■ **Set exercise**
Please output the records below in full, exactly as given, but without the images.

■ **Lines of data**
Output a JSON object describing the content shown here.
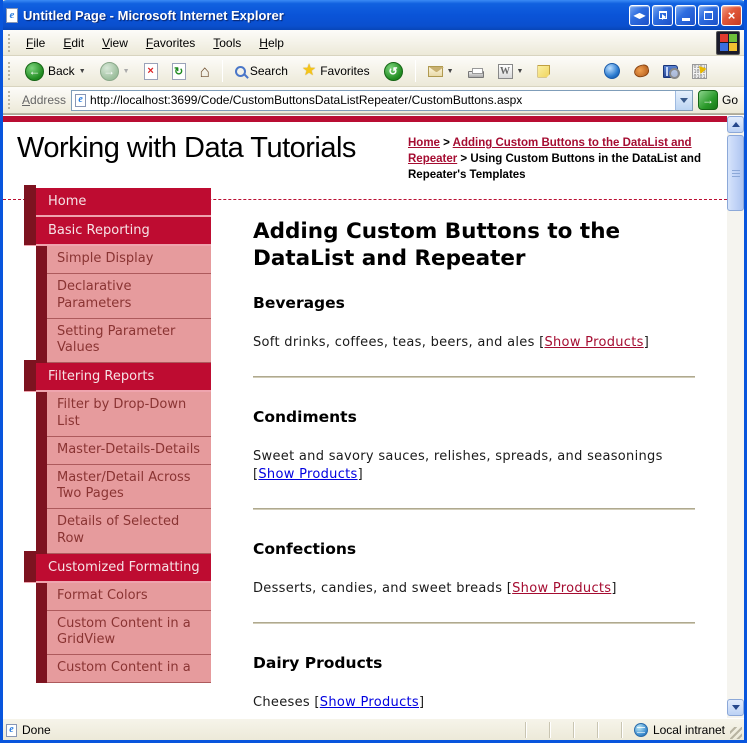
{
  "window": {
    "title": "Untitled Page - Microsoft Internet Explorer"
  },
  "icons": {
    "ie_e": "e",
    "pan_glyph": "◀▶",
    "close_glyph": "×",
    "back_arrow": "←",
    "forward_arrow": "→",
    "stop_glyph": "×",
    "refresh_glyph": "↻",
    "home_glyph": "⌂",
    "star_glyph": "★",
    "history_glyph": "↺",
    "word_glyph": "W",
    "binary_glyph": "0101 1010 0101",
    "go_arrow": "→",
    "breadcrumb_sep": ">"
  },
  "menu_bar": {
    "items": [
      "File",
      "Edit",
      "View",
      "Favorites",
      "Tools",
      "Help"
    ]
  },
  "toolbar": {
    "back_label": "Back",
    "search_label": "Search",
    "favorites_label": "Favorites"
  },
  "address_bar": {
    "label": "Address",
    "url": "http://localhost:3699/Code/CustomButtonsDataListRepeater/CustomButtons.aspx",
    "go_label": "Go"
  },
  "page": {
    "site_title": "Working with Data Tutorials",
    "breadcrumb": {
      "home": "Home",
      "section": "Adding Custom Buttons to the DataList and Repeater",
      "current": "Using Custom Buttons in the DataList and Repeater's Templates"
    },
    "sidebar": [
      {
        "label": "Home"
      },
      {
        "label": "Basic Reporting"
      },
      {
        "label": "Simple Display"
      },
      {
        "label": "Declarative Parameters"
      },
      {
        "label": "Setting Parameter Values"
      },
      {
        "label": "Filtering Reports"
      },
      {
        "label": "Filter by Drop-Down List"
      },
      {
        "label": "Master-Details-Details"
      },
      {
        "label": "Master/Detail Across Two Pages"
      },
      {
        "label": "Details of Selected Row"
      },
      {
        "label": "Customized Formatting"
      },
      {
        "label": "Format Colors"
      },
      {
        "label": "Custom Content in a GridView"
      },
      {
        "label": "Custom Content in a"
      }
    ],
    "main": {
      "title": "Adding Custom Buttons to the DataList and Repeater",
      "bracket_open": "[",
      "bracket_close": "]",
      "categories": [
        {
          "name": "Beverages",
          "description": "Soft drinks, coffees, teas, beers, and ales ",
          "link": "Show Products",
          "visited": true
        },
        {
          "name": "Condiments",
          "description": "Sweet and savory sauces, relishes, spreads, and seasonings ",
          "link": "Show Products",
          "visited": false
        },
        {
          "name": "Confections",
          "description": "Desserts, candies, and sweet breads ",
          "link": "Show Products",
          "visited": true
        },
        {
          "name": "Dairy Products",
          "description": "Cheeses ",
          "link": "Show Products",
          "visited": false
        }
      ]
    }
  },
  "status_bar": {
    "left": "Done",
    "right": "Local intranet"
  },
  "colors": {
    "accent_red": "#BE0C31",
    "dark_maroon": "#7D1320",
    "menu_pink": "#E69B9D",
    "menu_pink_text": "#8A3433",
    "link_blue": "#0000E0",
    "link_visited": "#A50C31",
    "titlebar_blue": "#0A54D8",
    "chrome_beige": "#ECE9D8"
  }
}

■ **Result below**
Output a JSON object describing the content shown here.
{
  "window": {
    "title": "Untitled Page - Microsoft Internet Explorer"
  },
  "icons": {
    "ie_e": "e",
    "pan_glyph": "◀▶",
    "close_glyph": "×",
    "back_arrow": "←",
    "forward_arrow": "→",
    "stop_glyph": "×",
    "refresh_glyph": "↻",
    "home_glyph": "⌂",
    "star_glyph": "★",
    "history_glyph": "↺",
    "word_glyph": "W",
    "binary_glyph": "0101 1010 0101",
    "go_arrow": "→",
    "breadcrumb_sep": ">"
  },
  "menu_bar": {
    "items": [
      "File",
      "Edit",
      "View",
      "Favorites",
      "Tools",
      "Help"
    ]
  },
  "toolbar": {
    "back_label": "Back",
    "search_label": "Search",
    "favorites_label": "Favorites"
  },
  "address_bar": {
    "label": "Address",
    "url": "http://localhost:3699/Code/CustomButtonsDataListRepeater/CustomButtons.aspx",
    "go_label": "Go"
  },
  "page": {
    "site_title": "Working with Data Tutorials",
    "breadcrumb": {
      "home": "Home",
      "section": "Adding Custom Buttons to the DataList and Repeater",
      "current": "Using Custom Buttons in the DataList and Repeater's Templates"
    },
    "sidebar": [
      {
        "label": "Home"
      },
      {
        "label": "Basic Reporting"
      },
      {
        "label": "Simple Display"
      },
      {
        "label": "Declarative Parameters"
      },
      {
        "label": "Setting Parameter Values"
      },
      {
        "label": "Filtering Reports"
      },
      {
        "label": "Filter by Drop-Down List"
      },
      {
        "label": "Master-Details-Details"
      },
      {
        "label": "Master/Detail Across Two Pages"
      },
      {
        "label": "Details of Selected Row"
      },
      {
        "label": "Customized Formatting"
      },
      {
        "label": "Format Colors"
      },
      {
        "label": "Custom Content in a GridView"
      },
      {
        "label": "Custom Content in a"
      }
    ],
    "main": {
      "title": "Adding Custom Buttons to the DataList and Repeater",
      "bracket_open": "[",
      "bracket_close": "]",
      "categories": [
        {
          "name": "Beverages",
          "description": "Soft drinks, coffees, teas, beers, and ales ",
          "link": "Show Products",
          "visited": true
        },
        {
          "name": "Condiments",
          "description": "Sweet and savory sauces, relishes, spreads, and seasonings ",
          "link": "Show Products",
          "visited": false
        },
        {
          "name": "Confections",
          "description": "Desserts, candies, and sweet breads ",
          "link": "Show Products",
          "visited": true
        },
        {
          "name": "Dairy Products",
          "description": "Cheeses ",
          "link": "Show Products",
          "visited": false
        }
      ]
    }
  },
  "status_bar": {
    "left": "Done",
    "right": "Local intranet"
  },
  "colors": {
    "accent_red": "#BE0C31",
    "dark_maroon": "#7D1320",
    "menu_pink": "#E69B9D",
    "menu_pink_text": "#8A3433",
    "link_blue": "#0000E0",
    "link_visited": "#A50C31",
    "titlebar_blue": "#0A54D8",
    "chrome_beige": "#ECE9D8"
  }
}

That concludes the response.